• **Work to be completed**
Every entry below should be printed exactly, without its images.

• **Material shown**

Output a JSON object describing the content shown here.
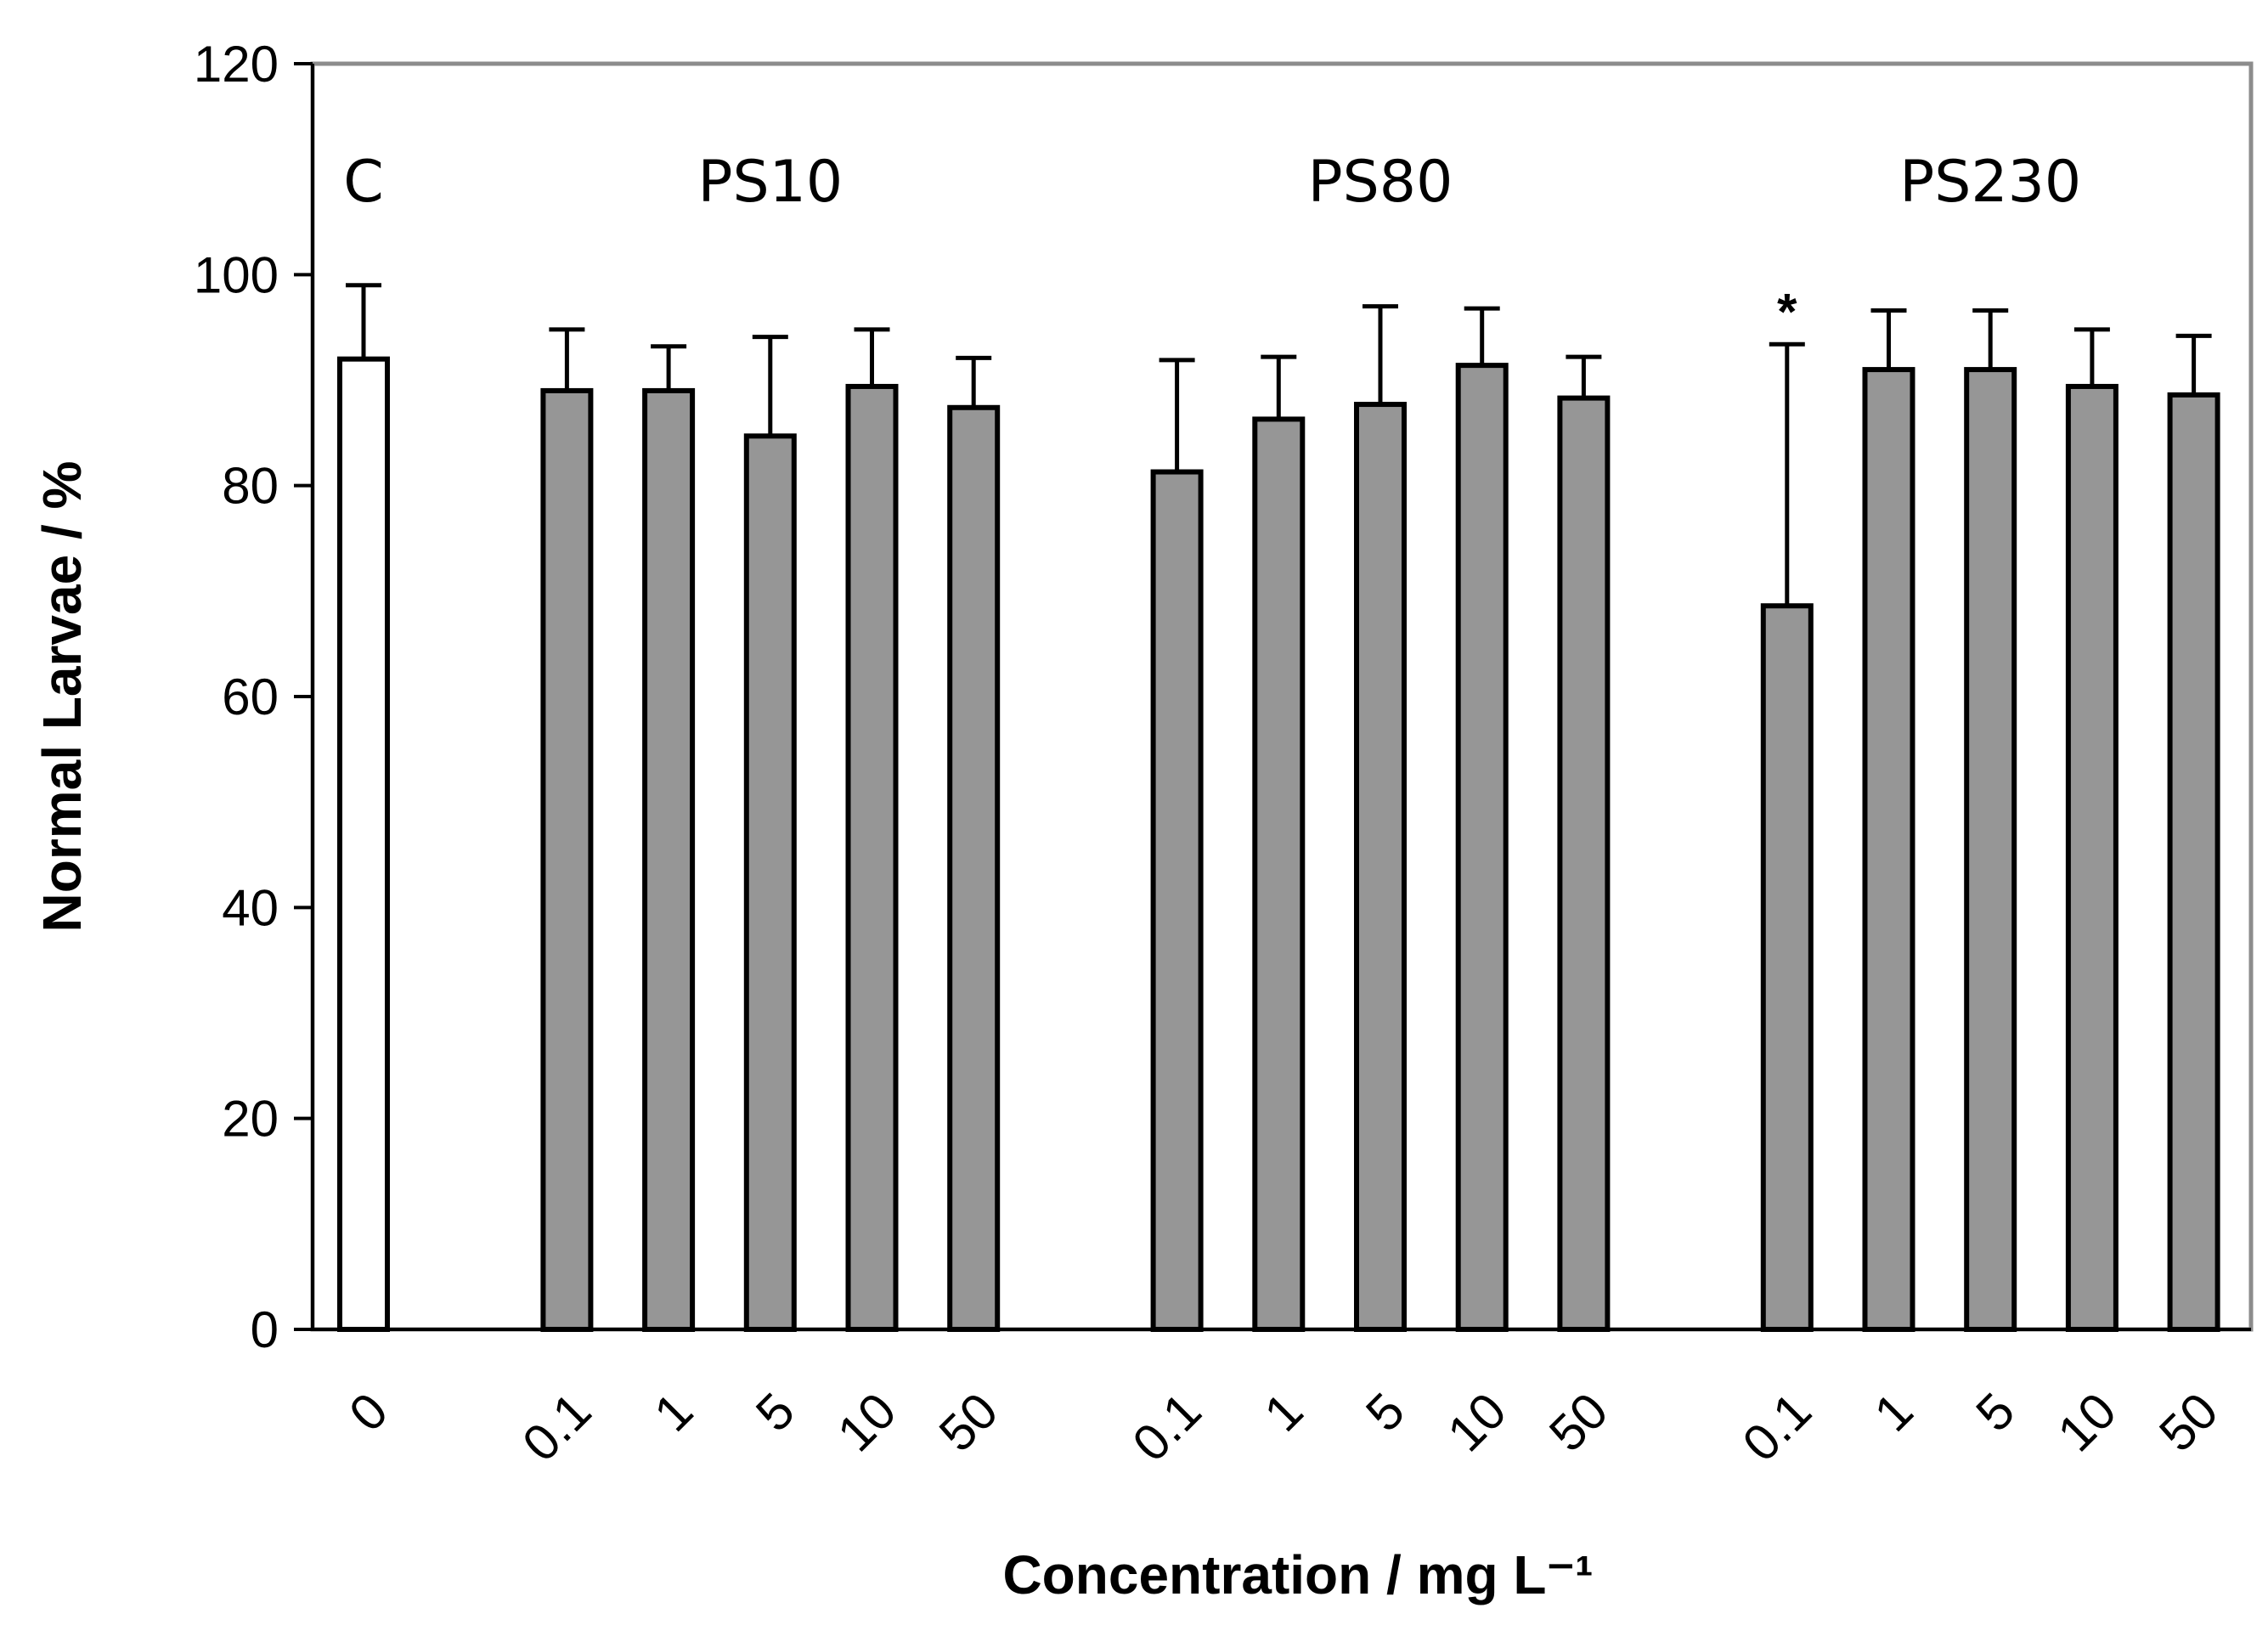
{
  "chart_data": {
    "type": "bar",
    "title": "",
    "xlabel": "Concentration / mg L⁻¹",
    "ylabel": "Normal Larvae / %",
    "ylim": [
      0,
      120
    ],
    "yticks": [
      0,
      20,
      40,
      60,
      80,
      100,
      120
    ],
    "grid": false,
    "legend": "none",
    "colors": {
      "control": "#ffffff",
      "treatment": "#969696",
      "outline": "#000000",
      "frame": "#8c8c8c"
    },
    "groups": [
      {
        "name": "C",
        "categories": [
          "0"
        ],
        "values": [
          92
        ],
        "errors": [
          7
        ],
        "fill": "control",
        "marks": [
          ""
        ]
      },
      {
        "name": "PS10",
        "categories": [
          "0.1",
          "1",
          "5",
          "10",
          "50"
        ],
        "values": [
          89,
          89,
          84.7,
          89.4,
          87.4
        ],
        "errors": [
          5.8,
          4.2,
          9.4,
          5.4,
          4.7
        ],
        "fill": "treatment",
        "marks": [
          "",
          "",
          "",
          "",
          ""
        ]
      },
      {
        "name": "PS80",
        "categories": [
          "0.1",
          "1",
          "5",
          "10",
          "50"
        ],
        "values": [
          81.3,
          86.3,
          87.7,
          91.4,
          88.3
        ],
        "errors": [
          10.6,
          5.9,
          9.3,
          5.4,
          3.9
        ],
        "fill": "treatment",
        "marks": [
          "",
          "",
          "",
          "",
          ""
        ]
      },
      {
        "name": "PS230",
        "categories": [
          "0.1",
          "1",
          "5",
          "10",
          "50"
        ],
        "values": [
          68.6,
          91,
          91,
          89.4,
          88.6
        ],
        "errors": [
          24.8,
          5.6,
          5.6,
          5.4,
          5.6
        ],
        "fill": "treatment",
        "marks": [
          "*",
          "",
          "",
          "",
          ""
        ]
      }
    ]
  }
}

• **Solution to this task**
Output a JSON object describing the content shown here.
{
  "chart_data": {
    "type": "bar",
    "title": "",
    "xlabel": "Concentration / mg L⁻¹",
    "ylabel": "Normal Larvae / %",
    "ylim": [
      0,
      120
    ],
    "yticks": [
      0,
      20,
      40,
      60,
      80,
      100,
      120
    ],
    "grid": false,
    "legend": "none",
    "colors": {
      "control": "#ffffff",
      "treatment": "#969696",
      "outline": "#000000",
      "frame": "#8c8c8c"
    },
    "groups": [
      {
        "name": "C",
        "categories": [
          "0"
        ],
        "values": [
          92
        ],
        "errors": [
          7
        ],
        "fill": "control",
        "marks": [
          ""
        ]
      },
      {
        "name": "PS10",
        "categories": [
          "0.1",
          "1",
          "5",
          "10",
          "50"
        ],
        "values": [
          89,
          89,
          84.7,
          89.4,
          87.4
        ],
        "errors": [
          5.8,
          4.2,
          9.4,
          5.4,
          4.7
        ],
        "fill": "treatment",
        "marks": [
          "",
          "",
          "",
          "",
          ""
        ]
      },
      {
        "name": "PS80",
        "categories": [
          "0.1",
          "1",
          "5",
          "10",
          "50"
        ],
        "values": [
          81.3,
          86.3,
          87.7,
          91.4,
          88.3
        ],
        "errors": [
          10.6,
          5.9,
          9.3,
          5.4,
          3.9
        ],
        "fill": "treatment",
        "marks": [
          "",
          "",
          "",
          "",
          ""
        ]
      },
      {
        "name": "PS230",
        "categories": [
          "0.1",
          "1",
          "5",
          "10",
          "50"
        ],
        "values": [
          68.6,
          91,
          91,
          89.4,
          88.6
        ],
        "errors": [
          24.8,
          5.6,
          5.6,
          5.4,
          5.6
        ],
        "fill": "treatment",
        "marks": [
          "*",
          "",
          "",
          "",
          ""
        ]
      }
    ]
  }
}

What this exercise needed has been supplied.